## Required task:
Below is a listing; reproduce each line of it exactly.

Data listing:
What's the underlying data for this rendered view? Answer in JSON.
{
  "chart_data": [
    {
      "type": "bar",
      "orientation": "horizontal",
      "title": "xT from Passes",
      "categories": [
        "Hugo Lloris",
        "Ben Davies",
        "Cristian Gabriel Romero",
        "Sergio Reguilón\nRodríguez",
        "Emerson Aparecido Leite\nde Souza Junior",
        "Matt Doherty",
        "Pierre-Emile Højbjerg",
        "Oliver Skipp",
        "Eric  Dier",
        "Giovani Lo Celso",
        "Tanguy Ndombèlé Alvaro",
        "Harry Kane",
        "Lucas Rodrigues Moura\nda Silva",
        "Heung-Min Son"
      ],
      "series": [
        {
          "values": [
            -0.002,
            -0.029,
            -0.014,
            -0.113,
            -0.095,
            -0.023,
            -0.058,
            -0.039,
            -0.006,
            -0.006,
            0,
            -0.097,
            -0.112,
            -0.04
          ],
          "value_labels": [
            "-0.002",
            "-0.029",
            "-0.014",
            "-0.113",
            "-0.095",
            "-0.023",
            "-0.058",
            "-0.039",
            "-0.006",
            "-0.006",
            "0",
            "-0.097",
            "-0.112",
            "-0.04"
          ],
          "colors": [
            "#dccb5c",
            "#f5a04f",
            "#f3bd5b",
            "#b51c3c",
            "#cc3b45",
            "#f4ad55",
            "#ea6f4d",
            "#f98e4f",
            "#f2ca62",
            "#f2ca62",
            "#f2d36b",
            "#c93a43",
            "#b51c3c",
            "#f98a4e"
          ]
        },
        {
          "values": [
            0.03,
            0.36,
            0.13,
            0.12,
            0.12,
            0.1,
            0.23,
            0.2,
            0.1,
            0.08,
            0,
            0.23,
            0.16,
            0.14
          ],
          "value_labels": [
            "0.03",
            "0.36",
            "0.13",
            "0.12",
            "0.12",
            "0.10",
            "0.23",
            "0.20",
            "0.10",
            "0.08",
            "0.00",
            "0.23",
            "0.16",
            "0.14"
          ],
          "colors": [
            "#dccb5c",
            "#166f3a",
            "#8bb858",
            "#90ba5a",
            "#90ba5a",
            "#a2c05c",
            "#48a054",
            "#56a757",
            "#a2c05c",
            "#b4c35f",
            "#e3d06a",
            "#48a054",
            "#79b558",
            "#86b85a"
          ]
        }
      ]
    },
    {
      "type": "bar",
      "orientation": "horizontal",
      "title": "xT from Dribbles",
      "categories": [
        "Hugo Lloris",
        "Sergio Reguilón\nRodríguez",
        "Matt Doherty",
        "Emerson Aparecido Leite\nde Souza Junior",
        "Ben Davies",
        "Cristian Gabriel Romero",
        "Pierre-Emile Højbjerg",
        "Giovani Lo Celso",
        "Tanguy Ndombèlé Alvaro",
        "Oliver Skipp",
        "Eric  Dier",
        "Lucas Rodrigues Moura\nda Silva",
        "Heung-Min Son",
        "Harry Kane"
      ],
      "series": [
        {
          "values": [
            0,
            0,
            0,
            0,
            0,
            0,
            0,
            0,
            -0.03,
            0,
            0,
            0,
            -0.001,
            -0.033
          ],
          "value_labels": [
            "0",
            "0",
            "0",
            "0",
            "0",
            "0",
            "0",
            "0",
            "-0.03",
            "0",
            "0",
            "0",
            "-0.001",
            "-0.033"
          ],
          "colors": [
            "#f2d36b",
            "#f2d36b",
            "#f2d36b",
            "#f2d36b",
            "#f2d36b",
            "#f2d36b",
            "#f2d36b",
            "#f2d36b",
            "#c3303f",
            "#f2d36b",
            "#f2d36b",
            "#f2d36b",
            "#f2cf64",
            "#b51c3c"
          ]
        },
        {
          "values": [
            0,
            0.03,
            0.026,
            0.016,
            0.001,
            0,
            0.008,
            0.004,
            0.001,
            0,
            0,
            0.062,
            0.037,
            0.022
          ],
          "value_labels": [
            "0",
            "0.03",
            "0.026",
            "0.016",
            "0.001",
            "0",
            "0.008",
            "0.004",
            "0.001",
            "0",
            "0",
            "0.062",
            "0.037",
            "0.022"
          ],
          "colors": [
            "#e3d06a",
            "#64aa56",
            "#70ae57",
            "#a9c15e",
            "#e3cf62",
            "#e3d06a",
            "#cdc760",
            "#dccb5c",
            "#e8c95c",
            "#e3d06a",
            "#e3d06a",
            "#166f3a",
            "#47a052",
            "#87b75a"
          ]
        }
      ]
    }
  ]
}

## Result of the exercise:
What's the underlying data for this rendered view? Answer in JSON.
{
  "chart_data": [
    {
      "type": "bar",
      "orientation": "horizontal",
      "title": "xT from Passes",
      "categories": [
        "Hugo Lloris",
        "Ben Davies",
        "Cristian Gabriel Romero",
        "Sergio Reguilón\nRodríguez",
        "Emerson Aparecido Leite\nde Souza Junior",
        "Matt Doherty",
        "Pierre-Emile Højbjerg",
        "Oliver Skipp",
        "Eric  Dier",
        "Giovani Lo Celso",
        "Tanguy Ndombèlé Alvaro",
        "Harry Kane",
        "Lucas Rodrigues Moura\nda Silva",
        "Heung-Min Son"
      ],
      "series": [
        {
          "values": [
            -0.002,
            -0.029,
            -0.014,
            -0.113,
            -0.095,
            -0.023,
            -0.058,
            -0.039,
            -0.006,
            -0.006,
            0,
            -0.097,
            -0.112,
            -0.04
          ],
          "value_labels": [
            "-0.002",
            "-0.029",
            "-0.014",
            "-0.113",
            "-0.095",
            "-0.023",
            "-0.058",
            "-0.039",
            "-0.006",
            "-0.006",
            "0",
            "-0.097",
            "-0.112",
            "-0.04"
          ],
          "colors": [
            "#dccb5c",
            "#f5a04f",
            "#f3bd5b",
            "#b51c3c",
            "#cc3b45",
            "#f4ad55",
            "#ea6f4d",
            "#f98e4f",
            "#f2ca62",
            "#f2ca62",
            "#f2d36b",
            "#c93a43",
            "#b51c3c",
            "#f98a4e"
          ]
        },
        {
          "values": [
            0.03,
            0.36,
            0.13,
            0.12,
            0.12,
            0.1,
            0.23,
            0.2,
            0.1,
            0.08,
            0,
            0.23,
            0.16,
            0.14
          ],
          "value_labels": [
            "0.03",
            "0.36",
            "0.13",
            "0.12",
            "0.12",
            "0.10",
            "0.23",
            "0.20",
            "0.10",
            "0.08",
            "0.00",
            "0.23",
            "0.16",
            "0.14"
          ],
          "colors": [
            "#dccb5c",
            "#166f3a",
            "#8bb858",
            "#90ba5a",
            "#90ba5a",
            "#a2c05c",
            "#48a054",
            "#56a757",
            "#a2c05c",
            "#b4c35f",
            "#e3d06a",
            "#48a054",
            "#79b558",
            "#86b85a"
          ]
        }
      ]
    },
    {
      "type": "bar",
      "orientation": "horizontal",
      "title": "xT from Dribbles",
      "categories": [
        "Hugo Lloris",
        "Sergio Reguilón\nRodríguez",
        "Matt Doherty",
        "Emerson Aparecido Leite\nde Souza Junior",
        "Ben Davies",
        "Cristian Gabriel Romero",
        "Pierre-Emile Højbjerg",
        "Giovani Lo Celso",
        "Tanguy Ndombèlé Alvaro",
        "Oliver Skipp",
        "Eric  Dier",
        "Lucas Rodrigues Moura\nda Silva",
        "Heung-Min Son",
        "Harry Kane"
      ],
      "series": [
        {
          "values": [
            0,
            0,
            0,
            0,
            0,
            0,
            0,
            0,
            -0.03,
            0,
            0,
            0,
            -0.001,
            -0.033
          ],
          "value_labels": [
            "0",
            "0",
            "0",
            "0",
            "0",
            "0",
            "0",
            "0",
            "-0.03",
            "0",
            "0",
            "0",
            "-0.001",
            "-0.033"
          ],
          "colors": [
            "#f2d36b",
            "#f2d36b",
            "#f2d36b",
            "#f2d36b",
            "#f2d36b",
            "#f2d36b",
            "#f2d36b",
            "#f2d36b",
            "#c3303f",
            "#f2d36b",
            "#f2d36b",
            "#f2d36b",
            "#f2cf64",
            "#b51c3c"
          ]
        },
        {
          "values": [
            0,
            0.03,
            0.026,
            0.016,
            0.001,
            0,
            0.008,
            0.004,
            0.001,
            0,
            0,
            0.062,
            0.037,
            0.022
          ],
          "value_labels": [
            "0",
            "0.03",
            "0.026",
            "0.016",
            "0.001",
            "0",
            "0.008",
            "0.004",
            "0.001",
            "0",
            "0",
            "0.062",
            "0.037",
            "0.022"
          ],
          "colors": [
            "#e3d06a",
            "#64aa56",
            "#70ae57",
            "#a9c15e",
            "#e3cf62",
            "#e3d06a",
            "#cdc760",
            "#dccb5c",
            "#e8c95c",
            "#e3d06a",
            "#e3d06a",
            "#166f3a",
            "#47a052",
            "#87b75a"
          ]
        }
      ]
    }
  ]
}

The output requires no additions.